**INFORMATION SHOWN**
·····

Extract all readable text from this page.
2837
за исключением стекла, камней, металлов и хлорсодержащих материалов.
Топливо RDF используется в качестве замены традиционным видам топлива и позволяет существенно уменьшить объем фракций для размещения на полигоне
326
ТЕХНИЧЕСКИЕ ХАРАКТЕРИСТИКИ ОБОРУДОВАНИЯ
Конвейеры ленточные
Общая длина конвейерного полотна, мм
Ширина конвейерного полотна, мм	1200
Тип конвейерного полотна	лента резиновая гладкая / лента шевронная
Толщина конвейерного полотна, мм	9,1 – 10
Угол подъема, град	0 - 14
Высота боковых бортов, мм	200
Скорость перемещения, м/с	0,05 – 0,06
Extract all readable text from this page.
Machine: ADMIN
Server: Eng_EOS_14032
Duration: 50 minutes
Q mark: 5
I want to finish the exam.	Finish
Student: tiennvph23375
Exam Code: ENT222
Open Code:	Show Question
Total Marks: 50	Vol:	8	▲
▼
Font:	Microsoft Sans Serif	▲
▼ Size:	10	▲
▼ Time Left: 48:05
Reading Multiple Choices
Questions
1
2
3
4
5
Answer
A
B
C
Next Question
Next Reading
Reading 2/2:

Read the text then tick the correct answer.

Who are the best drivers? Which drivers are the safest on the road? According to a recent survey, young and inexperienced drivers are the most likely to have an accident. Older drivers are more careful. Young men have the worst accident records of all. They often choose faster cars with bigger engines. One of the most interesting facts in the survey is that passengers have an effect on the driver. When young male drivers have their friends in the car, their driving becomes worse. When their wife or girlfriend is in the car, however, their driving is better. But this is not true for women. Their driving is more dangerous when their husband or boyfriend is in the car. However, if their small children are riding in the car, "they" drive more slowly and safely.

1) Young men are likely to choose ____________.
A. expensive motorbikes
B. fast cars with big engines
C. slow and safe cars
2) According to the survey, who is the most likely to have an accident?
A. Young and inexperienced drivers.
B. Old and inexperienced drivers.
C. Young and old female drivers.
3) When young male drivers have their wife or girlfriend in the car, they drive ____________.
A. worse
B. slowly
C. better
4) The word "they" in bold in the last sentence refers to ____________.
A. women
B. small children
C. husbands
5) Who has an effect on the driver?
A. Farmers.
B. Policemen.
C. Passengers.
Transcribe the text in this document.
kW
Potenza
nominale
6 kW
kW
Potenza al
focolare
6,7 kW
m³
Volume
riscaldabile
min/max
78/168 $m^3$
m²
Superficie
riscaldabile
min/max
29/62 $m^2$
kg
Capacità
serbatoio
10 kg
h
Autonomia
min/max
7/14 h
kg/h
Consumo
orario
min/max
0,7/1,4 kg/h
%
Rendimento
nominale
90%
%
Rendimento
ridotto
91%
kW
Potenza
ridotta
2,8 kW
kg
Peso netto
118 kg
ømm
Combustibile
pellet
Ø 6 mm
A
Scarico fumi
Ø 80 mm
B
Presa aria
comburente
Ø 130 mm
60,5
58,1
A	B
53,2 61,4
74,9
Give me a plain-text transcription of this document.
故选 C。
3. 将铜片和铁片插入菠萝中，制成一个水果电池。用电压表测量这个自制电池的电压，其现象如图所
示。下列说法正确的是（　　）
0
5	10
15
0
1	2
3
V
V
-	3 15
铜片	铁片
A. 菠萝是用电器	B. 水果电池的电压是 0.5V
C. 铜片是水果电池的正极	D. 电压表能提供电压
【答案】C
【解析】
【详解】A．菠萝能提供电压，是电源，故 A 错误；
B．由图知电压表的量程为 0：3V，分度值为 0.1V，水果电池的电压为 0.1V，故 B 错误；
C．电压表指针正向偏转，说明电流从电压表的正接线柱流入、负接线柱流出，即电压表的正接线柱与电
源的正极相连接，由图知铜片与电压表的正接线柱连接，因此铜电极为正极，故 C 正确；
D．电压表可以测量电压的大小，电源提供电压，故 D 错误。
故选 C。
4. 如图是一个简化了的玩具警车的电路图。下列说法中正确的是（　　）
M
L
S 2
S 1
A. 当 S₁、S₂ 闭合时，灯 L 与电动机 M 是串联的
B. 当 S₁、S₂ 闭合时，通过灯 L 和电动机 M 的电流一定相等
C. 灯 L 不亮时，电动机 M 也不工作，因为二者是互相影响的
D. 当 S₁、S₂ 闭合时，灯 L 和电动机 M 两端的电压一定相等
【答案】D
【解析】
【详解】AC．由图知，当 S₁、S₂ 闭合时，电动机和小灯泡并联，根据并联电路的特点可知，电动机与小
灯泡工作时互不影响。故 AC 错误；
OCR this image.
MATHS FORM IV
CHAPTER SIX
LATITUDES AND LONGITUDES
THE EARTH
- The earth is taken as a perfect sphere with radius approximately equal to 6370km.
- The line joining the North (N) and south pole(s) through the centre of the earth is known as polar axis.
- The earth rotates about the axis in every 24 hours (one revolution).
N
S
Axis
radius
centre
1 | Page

·····

**GIVEN TASK**
Only the lines from the one containing "Transcribe the text in this document." through the end of the entries above belong in the answer; repeat them exactly.

**REPLY TO THE EXERCISE**
Transcribe the text in this document.
kW
Potenza
nominale
6 kW
kW
Potenza al
focolare
6,7 kW
m³
Volume
riscaldabile
min/max
78/168 $m^3$
m²
Superficie
riscaldabile
min/max
29/62 $m^2$
kg
Capacità
serbatoio
10 kg
h
Autonomia
min/max
7/14 h
kg/h
Consumo
orario
min/max
0,7/1,4 kg/h
%
Rendimento
nominale
90%
%
Rendimento
ridotto
91%
kW
Potenza
ridotta
2,8 kW
kg
Peso netto
118 kg
ømm
Combustibile
pellet
Ø 6 mm
A
Scarico fumi
Ø 80 mm
B
Presa aria
comburente
Ø 130 mm
60,5
58,1
A	B
53,2 61,4
74,9
Give me a plain-text transcription of this document.
故选 C。
3. 将铜片和铁片插入菠萝中，制成一个水果电池。用电压表测量这个自制电池的电压，其现象如图所
示。下列说法正确的是（　　）
0
5	10
15
0
1	2
3
V
V
-	3 15
铜片	铁片
A. 菠萝是用电器	B. 水果电池的电压是 0.5V
C. 铜片是水果电池的正极	D. 电压表能提供电压
【答案】C
【解析】
【详解】A．菠萝能提供电压，是电源，故 A 错误；
B．由图知电压表的量程为 0：3V，分度值为 0.1V，水果电池的电压为 0.1V，故 B 错误；
C．电压表指针正向偏转，说明电流从电压表的正接线柱流入、负接线柱流出，即电压表的正接线柱与电
源的正极相连接，由图知铜片与电压表的正接线柱连接，因此铜电极为正极，故 C 正确；
D．电压表可以测量电压的大小，电源提供电压，故 D 错误。
故选 C。
4. 如图是一个简化了的玩具警车的电路图。下列说法中正确的是（　　）
M
L
S 2
S 1
A. 当 S₁、S₂ 闭合时，灯 L 与电动机 M 是串联的
B. 当 S₁、S₂ 闭合时，通过灯 L 和电动机 M 的电流一定相等
C. 灯 L 不亮时，电动机 M 也不工作，因为二者是互相影响的
D. 当 S₁、S₂ 闭合时，灯 L 和电动机 M 两端的电压一定相等
【答案】D
【解析】
【详解】AC．由图知，当 S₁、S₂ 闭合时，电动机和小灯泡并联，根据并联电路的特点可知，电动机与小
灯泡工作时互不影响。故 AC 错误；
OCR this image.
MATHS FORM IV
CHAPTER SIX
LATITUDES AND LONGITUDES
THE EARTH
- The earth is taken as a perfect sphere with radius approximately equal to 6370km.
- The line joining the North (N) and south pole(s) through the centre of the earth is known as polar axis.
- The earth rotates about the axis in every 24 hours (one revolution).
N
S
Axis
radius
centre
1 | Page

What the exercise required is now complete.